» **What you need to do**
Among the lines below, count those with "applications". Give only the number.

» **Record list**
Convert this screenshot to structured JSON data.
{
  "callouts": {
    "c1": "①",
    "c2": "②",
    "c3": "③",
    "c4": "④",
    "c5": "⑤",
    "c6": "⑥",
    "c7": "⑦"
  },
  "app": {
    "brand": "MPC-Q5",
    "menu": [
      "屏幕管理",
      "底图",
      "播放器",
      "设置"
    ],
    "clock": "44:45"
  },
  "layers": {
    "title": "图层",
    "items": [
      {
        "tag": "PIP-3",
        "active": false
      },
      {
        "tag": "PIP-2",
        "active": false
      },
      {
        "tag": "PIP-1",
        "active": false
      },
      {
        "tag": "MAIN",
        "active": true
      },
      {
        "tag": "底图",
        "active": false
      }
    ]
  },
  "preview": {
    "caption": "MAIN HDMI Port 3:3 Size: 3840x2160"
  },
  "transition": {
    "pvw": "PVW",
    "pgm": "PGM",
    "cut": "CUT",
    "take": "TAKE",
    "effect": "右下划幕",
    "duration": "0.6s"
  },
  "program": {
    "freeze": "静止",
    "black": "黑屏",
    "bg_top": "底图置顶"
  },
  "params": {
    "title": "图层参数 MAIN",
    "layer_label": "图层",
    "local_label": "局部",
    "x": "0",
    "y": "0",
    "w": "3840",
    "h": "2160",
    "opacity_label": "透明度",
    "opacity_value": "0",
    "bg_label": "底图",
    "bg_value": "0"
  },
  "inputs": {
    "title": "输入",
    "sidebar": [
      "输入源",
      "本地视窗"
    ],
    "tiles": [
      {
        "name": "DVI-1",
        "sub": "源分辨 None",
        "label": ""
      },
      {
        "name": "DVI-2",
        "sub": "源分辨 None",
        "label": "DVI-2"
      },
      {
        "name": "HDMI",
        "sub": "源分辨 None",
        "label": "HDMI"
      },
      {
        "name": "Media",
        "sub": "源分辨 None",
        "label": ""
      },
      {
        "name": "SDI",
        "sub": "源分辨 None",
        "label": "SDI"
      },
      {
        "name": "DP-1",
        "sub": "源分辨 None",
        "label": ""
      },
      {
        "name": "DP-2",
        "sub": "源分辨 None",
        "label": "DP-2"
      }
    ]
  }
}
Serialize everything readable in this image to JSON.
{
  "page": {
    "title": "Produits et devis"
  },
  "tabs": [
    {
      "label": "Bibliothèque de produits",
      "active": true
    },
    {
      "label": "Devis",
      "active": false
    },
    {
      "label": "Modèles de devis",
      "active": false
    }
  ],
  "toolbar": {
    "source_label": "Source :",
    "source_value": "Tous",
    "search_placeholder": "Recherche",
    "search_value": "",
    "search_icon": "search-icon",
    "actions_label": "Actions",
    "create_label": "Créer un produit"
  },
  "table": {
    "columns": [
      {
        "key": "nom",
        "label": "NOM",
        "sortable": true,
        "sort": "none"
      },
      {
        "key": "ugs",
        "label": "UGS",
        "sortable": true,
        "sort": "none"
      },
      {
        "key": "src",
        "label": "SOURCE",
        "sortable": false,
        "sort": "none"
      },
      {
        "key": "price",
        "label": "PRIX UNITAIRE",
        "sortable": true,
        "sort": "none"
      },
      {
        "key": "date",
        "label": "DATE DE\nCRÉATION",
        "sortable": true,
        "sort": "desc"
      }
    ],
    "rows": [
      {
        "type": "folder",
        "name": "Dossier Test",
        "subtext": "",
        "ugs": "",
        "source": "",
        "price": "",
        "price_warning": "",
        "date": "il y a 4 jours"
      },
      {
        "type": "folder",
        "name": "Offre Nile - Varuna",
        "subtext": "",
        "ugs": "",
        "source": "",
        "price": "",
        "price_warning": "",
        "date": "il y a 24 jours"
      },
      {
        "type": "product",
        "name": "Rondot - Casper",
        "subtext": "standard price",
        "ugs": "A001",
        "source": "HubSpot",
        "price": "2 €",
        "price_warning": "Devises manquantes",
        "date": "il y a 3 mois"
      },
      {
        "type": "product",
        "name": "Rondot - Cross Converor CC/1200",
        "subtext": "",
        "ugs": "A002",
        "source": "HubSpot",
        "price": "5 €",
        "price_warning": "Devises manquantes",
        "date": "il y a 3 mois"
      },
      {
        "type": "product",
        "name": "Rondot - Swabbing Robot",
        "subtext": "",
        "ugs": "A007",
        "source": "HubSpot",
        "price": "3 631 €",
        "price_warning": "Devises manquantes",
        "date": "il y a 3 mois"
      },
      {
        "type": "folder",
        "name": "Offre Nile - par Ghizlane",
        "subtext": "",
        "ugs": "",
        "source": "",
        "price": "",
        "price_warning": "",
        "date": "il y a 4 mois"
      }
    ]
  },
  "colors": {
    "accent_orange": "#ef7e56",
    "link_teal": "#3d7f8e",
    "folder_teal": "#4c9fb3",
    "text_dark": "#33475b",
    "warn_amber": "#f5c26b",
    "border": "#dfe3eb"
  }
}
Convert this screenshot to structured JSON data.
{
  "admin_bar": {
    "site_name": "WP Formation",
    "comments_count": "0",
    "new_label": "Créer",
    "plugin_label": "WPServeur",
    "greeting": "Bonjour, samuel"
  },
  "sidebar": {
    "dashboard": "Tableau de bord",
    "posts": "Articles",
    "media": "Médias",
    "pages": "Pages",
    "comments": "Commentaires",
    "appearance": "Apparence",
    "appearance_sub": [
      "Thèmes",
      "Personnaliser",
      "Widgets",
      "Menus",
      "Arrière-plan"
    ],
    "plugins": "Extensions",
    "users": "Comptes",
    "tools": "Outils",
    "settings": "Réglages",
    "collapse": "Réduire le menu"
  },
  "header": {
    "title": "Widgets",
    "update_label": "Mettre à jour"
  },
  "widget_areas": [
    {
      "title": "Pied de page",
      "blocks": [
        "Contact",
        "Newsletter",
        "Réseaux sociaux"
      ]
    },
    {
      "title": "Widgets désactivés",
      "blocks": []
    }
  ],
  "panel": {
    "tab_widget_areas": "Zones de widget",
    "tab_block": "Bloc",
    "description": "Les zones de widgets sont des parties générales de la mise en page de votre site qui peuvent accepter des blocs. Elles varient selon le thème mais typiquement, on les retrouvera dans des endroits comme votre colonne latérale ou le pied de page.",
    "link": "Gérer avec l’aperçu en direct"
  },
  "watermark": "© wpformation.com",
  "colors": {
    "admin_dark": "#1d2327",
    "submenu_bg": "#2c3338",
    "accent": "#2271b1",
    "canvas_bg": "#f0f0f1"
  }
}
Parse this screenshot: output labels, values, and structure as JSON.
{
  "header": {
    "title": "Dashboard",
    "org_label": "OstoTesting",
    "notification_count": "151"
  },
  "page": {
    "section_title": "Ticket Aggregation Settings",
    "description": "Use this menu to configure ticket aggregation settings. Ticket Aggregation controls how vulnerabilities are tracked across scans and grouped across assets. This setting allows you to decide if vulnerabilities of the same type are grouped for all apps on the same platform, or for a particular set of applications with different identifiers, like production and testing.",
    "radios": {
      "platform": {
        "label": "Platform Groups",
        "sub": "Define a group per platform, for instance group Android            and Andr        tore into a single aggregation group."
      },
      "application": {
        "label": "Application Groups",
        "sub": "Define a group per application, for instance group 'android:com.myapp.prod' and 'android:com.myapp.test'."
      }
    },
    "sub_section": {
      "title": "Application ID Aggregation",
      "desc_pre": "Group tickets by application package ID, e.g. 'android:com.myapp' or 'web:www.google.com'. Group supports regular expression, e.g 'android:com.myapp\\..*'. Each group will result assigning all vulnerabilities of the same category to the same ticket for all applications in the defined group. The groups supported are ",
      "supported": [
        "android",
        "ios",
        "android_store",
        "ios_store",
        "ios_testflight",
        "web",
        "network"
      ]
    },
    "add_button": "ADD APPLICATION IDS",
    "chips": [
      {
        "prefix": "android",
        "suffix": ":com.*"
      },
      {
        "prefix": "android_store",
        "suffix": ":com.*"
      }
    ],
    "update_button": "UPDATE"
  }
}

» **Answer**
2